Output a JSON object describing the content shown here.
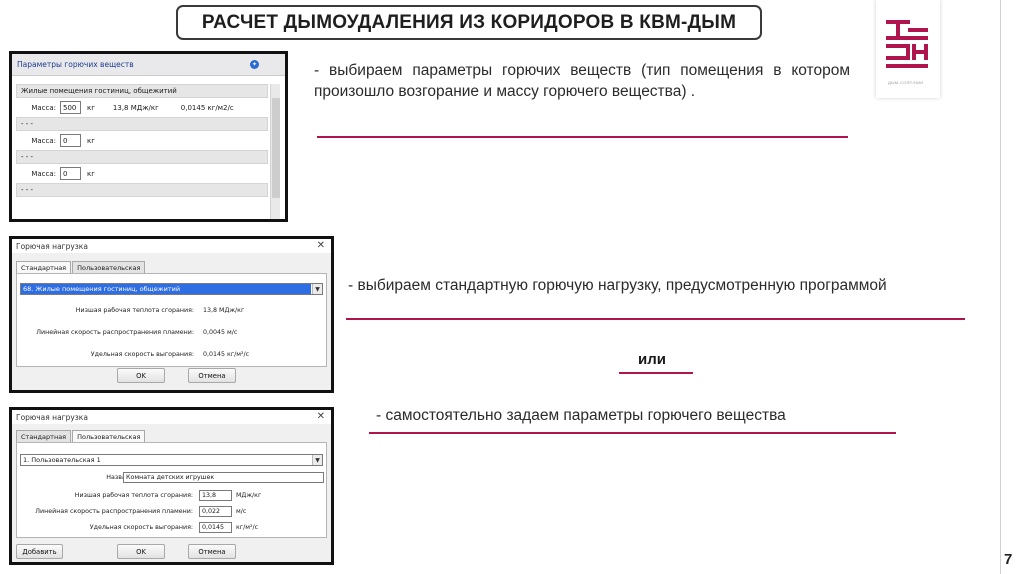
{
  "slide": {
    "title": "РАСЧЕТ ДЫМОУДАЛЕНИЯ ИЗ КОРИДОРОВ В КВМ-ДЫМ",
    "page_number": "7",
    "logo_caption": "ДЫМ-СОФТ/НИИ",
    "brand_color": "#b0144f",
    "bullets": [
      "- выбираем параметры горючих веществ (тип помещения в котором произошло возгорание и массу горючего вещества) .",
      "- выбираем стандартную горючую нагрузку, предусмотренную программой",
      "- самостоятельно задаем параметры горючего вещества"
    ],
    "or_label": "или"
  },
  "shot1": {
    "header": "Параметры горючих веществ",
    "help_icon": "info-icon",
    "row1_title": "Жилые помещения гостиниц, общежитий",
    "mass_label": "Масса:",
    "mass1": "500",
    "unit_kg": "кг",
    "heat": "13,8 МДж/кг",
    "burn": "0,0145 кг/м2/с",
    "dash": "- - -",
    "mass2": "0",
    "mass3": "0"
  },
  "shot2": {
    "window_title": "Горючая нагрузка",
    "tab_standard": "Стандартная",
    "tab_custom": "Пользовательская",
    "selected": "68. Жилые помещения гостиниц, общежитий",
    "heat_label": "Низшая рабочая теплота сгорания:",
    "heat_value": "13,8 МДж/кг",
    "flame_label": "Линейная скорость распространения пламени:",
    "flame_value": "0,0045  м/с",
    "burn_label": "Удельная скорость выгорания:",
    "burn_value": "0,0145  кг/м²/с",
    "ok": "OK",
    "cancel": "Отмена"
  },
  "shot3": {
    "window_title": "Горючая нагрузка",
    "tab_standard": "Стандартная",
    "tab_custom": "Пользовательская",
    "selected": "1. Пользовательская 1",
    "name_label": "Название:",
    "name_value": "Комната детских игрушек",
    "heat_label": "Низшая рабочая теплота сгорания:",
    "heat_value": "13,8",
    "heat_unit": "МДж/кг",
    "flame_label": "Линейная скорость распространения пламени:",
    "flame_value": "0,022",
    "flame_unit": "м/с",
    "burn_label": "Удельная скорость выгорания:",
    "burn_value": "0,0145",
    "burn_unit": "кг/м²/с",
    "add": "Добавить",
    "ok": "OK",
    "cancel": "Отмена"
  }
}
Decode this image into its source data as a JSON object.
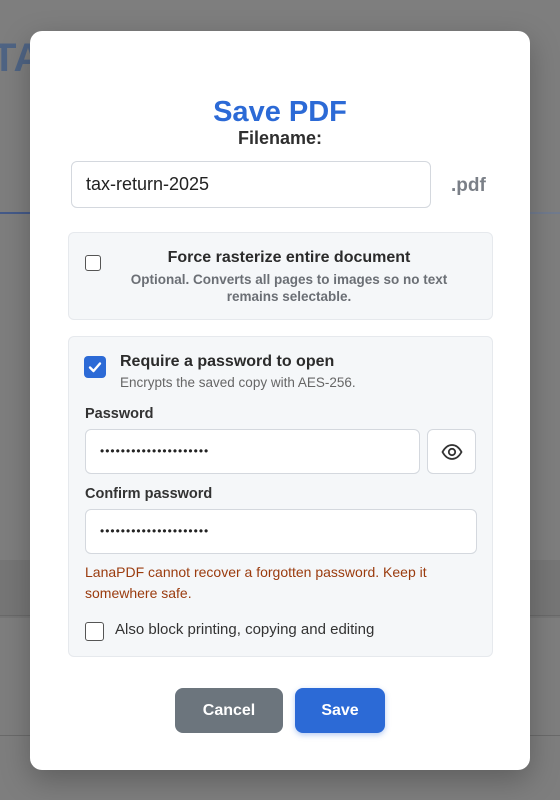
{
  "dialog": {
    "title": "Save PDF",
    "filename_label": "Filename:",
    "filename_value": "tax-return-2025",
    "extension": ".pdf"
  },
  "rasterize": {
    "checked": false,
    "title": "Force rasterize entire document",
    "description": "Optional. Converts all pages to images so no text remains selectable."
  },
  "password": {
    "checked": true,
    "title": "Require a password to open",
    "description": "Encrypts the saved copy with AES-256.",
    "password_label": "Password",
    "password_value": "•••••••••••••••••••••",
    "confirm_label": "Confirm password",
    "confirm_value": "•••••••••••••••••••••",
    "toggle_icon": "eye-icon",
    "warning": "LanaPDF cannot recover a forgotten password. Keep it somewhere safe.",
    "block_label": "Also block printing, copying and editing",
    "block_checked": false
  },
  "buttons": {
    "cancel": "Cancel",
    "save": "Save"
  },
  "colors": {
    "accent": "#2c6ad6",
    "warning": "#9a3b0e",
    "cancel": "#6c757d"
  }
}
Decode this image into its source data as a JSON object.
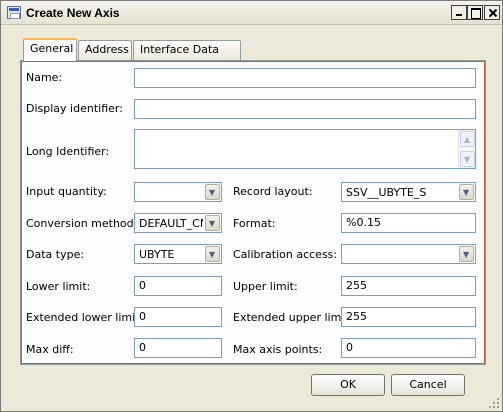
{
  "window": {
    "title": "Create New Axis"
  },
  "tabs": [
    {
      "label": "General",
      "active": true
    },
    {
      "label": "Address",
      "active": false
    },
    {
      "label": "Interface Data",
      "active": false
    }
  ],
  "fields": {
    "name": {
      "label": "Name:",
      "value": ""
    },
    "display_identifier": {
      "label": "Display identifier:",
      "value": ""
    },
    "long_identifier": {
      "label": "Long Identifier:",
      "value": ""
    },
    "input_quantity": {
      "label": "Input quantity:",
      "value": ""
    },
    "record_layout": {
      "label": "Record layout:",
      "value": "SSV__UBYTE_S"
    },
    "conversion_method": {
      "label": "Conversion method:",
      "value": "DEFAULT_CM"
    },
    "format": {
      "label": "Format:",
      "value": "%0.15"
    },
    "data_type": {
      "label": "Data type:",
      "value": "UBYTE"
    },
    "calibration_access": {
      "label": "Calibration access:",
      "value": ""
    },
    "lower_limit": {
      "label": "Lower limit:",
      "value": "0"
    },
    "upper_limit": {
      "label": "Upper limit:",
      "value": "255"
    },
    "extended_lower_limit": {
      "label": "Extended lower limit:",
      "value": "0"
    },
    "extended_upper_limit": {
      "label": "Extended upper limit:",
      "value": "255"
    },
    "max_diff": {
      "label": "Max diff:",
      "value": "0"
    },
    "max_axis_points": {
      "label": "Max axis points:",
      "value": "0"
    }
  },
  "buttons": {
    "ok": "OK",
    "cancel": "Cancel"
  },
  "icons": {
    "app": "app-window-icon",
    "minimize": "minimize-icon",
    "maximize": "maximize-icon",
    "close": "close-icon",
    "dropdown": "chevron-down-icon",
    "scroll_up": "scroll-up-icon",
    "scroll_down": "scroll-down-icon",
    "resize": "resize-grip-icon"
  },
  "colors": {
    "dialog_bg": "#ece9d8",
    "panel_bg": "#fcfcfe",
    "active_tab_accent": "#f7b74c",
    "input_border": "#7f9db9",
    "panel_focus_border": "#c05a3a"
  }
}
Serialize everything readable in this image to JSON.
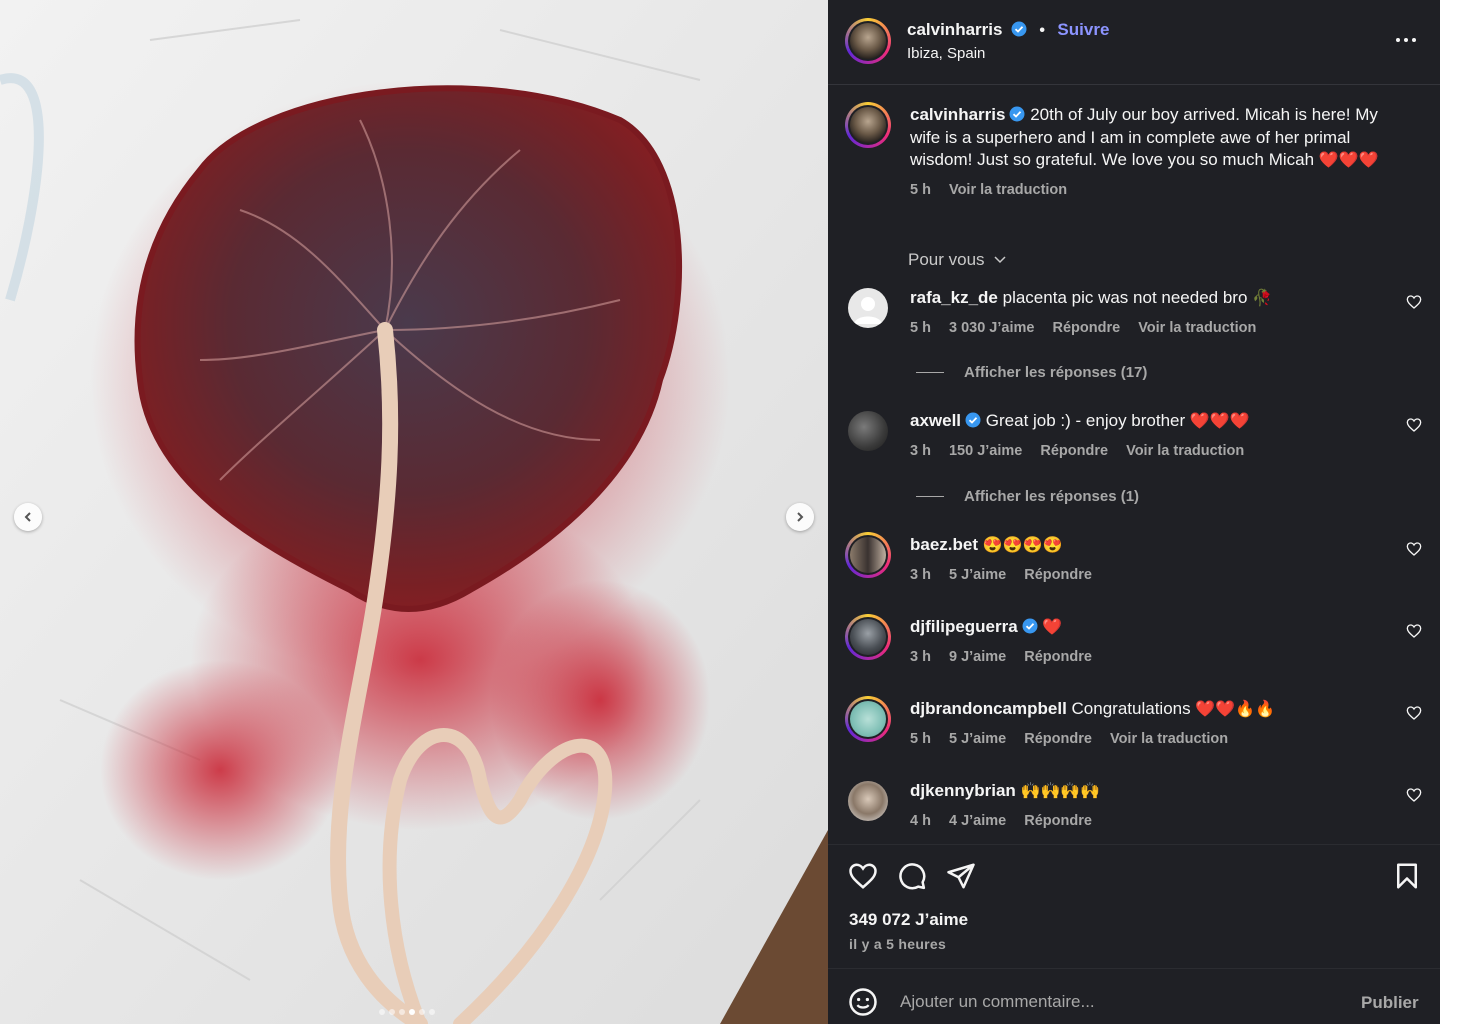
================
Which lines include "Жилые"? Copy each of them out.

WRITTEN SOLUTION ::
    "row1_title": "Жилые помещения гостиниц, общежитий",
    "selected": "68. Жилые помещения гостиниц, общежитий",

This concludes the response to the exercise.